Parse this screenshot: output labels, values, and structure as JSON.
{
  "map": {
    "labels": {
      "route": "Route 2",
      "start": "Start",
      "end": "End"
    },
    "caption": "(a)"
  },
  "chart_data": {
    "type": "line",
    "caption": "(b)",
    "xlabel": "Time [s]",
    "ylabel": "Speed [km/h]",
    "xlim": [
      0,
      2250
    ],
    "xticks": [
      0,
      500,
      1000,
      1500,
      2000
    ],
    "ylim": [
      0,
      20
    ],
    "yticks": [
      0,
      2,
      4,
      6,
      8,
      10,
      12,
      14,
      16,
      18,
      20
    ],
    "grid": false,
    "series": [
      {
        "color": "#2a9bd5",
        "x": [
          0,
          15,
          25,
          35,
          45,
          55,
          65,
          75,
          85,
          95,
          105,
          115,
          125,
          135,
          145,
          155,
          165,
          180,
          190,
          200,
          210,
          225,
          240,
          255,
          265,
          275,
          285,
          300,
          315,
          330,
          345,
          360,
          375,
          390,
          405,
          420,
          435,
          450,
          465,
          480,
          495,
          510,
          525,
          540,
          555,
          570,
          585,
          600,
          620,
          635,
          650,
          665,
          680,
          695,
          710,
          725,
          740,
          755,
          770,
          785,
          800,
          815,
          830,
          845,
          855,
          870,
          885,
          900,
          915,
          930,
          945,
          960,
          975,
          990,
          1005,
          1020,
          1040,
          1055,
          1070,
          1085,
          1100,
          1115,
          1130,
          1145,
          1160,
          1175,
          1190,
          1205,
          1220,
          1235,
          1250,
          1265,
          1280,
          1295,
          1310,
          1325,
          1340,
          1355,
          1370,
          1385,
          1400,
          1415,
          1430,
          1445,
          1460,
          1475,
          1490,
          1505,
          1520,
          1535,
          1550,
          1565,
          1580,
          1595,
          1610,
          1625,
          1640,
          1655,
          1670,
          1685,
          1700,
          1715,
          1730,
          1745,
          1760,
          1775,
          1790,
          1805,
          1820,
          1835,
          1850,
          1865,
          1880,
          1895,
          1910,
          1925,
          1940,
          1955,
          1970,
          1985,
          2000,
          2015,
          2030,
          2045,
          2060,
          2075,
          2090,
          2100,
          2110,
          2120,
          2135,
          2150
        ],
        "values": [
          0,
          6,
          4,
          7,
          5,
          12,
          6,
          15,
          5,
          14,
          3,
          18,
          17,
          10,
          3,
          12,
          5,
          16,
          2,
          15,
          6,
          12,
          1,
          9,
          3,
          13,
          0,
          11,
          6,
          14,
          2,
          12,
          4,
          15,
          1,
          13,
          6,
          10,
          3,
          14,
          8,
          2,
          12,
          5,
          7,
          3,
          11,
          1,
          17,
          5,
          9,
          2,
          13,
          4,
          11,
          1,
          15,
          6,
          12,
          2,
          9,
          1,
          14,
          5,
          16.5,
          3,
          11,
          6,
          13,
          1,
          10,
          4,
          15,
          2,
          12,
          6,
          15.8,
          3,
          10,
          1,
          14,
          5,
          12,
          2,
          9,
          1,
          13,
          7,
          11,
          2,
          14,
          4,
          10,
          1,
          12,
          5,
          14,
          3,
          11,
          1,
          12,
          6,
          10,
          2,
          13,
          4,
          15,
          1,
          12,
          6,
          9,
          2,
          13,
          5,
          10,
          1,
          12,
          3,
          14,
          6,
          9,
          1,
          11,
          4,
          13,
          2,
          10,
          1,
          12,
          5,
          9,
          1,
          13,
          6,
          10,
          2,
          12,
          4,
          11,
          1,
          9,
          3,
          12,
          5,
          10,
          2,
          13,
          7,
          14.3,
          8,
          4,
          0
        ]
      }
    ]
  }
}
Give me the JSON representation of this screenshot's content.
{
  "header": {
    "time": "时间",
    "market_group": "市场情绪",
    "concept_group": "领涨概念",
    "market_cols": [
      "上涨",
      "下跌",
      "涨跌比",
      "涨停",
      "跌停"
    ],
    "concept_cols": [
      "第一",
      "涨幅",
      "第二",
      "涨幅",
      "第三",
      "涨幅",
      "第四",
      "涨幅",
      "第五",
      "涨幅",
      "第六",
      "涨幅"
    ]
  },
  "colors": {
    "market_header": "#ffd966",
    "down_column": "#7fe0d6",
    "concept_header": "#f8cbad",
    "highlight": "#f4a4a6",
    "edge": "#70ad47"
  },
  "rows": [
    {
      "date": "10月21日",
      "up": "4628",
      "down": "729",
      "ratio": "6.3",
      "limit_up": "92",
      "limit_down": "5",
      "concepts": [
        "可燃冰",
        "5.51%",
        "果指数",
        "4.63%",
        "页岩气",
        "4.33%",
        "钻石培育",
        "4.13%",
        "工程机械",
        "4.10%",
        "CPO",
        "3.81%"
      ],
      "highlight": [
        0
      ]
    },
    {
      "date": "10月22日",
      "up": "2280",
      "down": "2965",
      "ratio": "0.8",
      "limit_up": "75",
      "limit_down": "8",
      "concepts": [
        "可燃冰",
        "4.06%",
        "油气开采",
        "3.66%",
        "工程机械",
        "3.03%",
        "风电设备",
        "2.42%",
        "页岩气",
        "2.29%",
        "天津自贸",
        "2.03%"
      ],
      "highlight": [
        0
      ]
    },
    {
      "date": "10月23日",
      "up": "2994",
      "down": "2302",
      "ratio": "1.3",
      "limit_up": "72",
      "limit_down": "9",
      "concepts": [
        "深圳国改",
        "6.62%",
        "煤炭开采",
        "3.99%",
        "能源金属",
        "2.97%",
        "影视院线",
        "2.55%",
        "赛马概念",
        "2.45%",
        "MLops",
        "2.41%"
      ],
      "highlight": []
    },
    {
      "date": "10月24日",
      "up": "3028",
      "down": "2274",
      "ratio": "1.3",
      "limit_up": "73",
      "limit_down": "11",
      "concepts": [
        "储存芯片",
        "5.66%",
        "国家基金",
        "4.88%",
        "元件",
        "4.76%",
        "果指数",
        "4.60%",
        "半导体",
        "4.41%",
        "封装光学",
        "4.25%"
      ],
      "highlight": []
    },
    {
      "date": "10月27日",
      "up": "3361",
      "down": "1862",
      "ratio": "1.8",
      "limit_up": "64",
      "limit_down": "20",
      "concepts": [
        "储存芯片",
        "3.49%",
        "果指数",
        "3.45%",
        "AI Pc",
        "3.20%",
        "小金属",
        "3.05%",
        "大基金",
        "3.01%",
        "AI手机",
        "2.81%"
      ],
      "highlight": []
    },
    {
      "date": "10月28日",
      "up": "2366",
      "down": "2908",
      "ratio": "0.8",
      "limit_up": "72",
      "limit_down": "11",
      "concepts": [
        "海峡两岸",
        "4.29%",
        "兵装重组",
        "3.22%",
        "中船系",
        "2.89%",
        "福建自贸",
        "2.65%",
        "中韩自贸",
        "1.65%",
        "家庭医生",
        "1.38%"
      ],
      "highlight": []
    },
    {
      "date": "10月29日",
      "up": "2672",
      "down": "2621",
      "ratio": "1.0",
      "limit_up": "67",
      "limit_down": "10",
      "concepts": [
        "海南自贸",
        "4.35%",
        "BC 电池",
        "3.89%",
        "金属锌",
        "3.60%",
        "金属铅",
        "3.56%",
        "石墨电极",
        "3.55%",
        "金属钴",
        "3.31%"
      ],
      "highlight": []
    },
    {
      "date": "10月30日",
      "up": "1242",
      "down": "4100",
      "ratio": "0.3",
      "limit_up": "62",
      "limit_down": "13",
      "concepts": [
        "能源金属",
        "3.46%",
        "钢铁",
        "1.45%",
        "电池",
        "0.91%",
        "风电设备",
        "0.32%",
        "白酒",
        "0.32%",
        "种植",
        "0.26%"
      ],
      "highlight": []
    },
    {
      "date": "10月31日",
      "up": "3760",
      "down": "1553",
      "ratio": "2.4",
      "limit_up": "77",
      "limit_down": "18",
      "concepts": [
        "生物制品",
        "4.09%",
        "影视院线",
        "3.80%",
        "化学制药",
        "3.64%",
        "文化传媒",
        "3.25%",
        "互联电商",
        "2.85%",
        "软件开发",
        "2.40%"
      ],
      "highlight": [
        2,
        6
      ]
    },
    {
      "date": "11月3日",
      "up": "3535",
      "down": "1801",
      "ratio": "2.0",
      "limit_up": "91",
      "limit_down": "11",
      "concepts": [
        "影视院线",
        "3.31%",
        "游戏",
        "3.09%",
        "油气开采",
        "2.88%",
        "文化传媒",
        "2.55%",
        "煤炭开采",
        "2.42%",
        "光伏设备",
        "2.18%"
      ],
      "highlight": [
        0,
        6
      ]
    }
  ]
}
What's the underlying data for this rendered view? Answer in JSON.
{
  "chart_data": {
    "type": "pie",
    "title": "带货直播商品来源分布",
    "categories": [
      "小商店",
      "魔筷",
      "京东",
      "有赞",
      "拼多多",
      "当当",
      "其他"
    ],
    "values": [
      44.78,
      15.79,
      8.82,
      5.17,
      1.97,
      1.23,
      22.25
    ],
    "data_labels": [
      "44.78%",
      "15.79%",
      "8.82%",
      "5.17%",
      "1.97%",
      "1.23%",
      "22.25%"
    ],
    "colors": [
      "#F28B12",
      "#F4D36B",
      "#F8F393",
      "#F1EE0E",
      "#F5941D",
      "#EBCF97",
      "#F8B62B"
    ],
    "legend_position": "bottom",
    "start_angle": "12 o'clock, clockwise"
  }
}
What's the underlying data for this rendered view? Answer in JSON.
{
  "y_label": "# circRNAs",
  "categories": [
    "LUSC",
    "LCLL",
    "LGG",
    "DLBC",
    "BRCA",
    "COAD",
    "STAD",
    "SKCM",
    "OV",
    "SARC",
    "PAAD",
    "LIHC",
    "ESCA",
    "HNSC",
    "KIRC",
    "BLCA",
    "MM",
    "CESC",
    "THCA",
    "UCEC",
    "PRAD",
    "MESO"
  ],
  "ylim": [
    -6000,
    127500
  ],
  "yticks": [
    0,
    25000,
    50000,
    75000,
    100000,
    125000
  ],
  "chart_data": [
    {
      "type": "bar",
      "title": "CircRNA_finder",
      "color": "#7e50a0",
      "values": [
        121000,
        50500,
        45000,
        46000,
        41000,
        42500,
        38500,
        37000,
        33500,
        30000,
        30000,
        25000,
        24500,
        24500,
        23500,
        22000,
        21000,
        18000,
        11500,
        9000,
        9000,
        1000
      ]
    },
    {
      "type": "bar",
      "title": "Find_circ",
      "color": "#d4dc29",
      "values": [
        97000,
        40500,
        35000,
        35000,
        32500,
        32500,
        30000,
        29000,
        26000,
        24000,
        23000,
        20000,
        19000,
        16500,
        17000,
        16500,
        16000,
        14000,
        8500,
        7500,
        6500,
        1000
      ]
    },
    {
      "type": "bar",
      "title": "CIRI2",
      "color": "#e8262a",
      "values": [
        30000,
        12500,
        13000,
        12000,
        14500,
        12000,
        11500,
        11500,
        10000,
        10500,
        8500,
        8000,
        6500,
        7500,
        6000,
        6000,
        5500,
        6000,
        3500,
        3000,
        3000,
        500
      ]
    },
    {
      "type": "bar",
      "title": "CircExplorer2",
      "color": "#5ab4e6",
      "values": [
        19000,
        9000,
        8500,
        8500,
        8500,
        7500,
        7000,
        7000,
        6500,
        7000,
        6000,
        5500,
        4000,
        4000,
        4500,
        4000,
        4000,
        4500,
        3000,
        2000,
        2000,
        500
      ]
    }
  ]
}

§ **Stated task**: Give the number of lines above in which the word "JSON" occurs, with nothing else.

§ **Expected output**: 4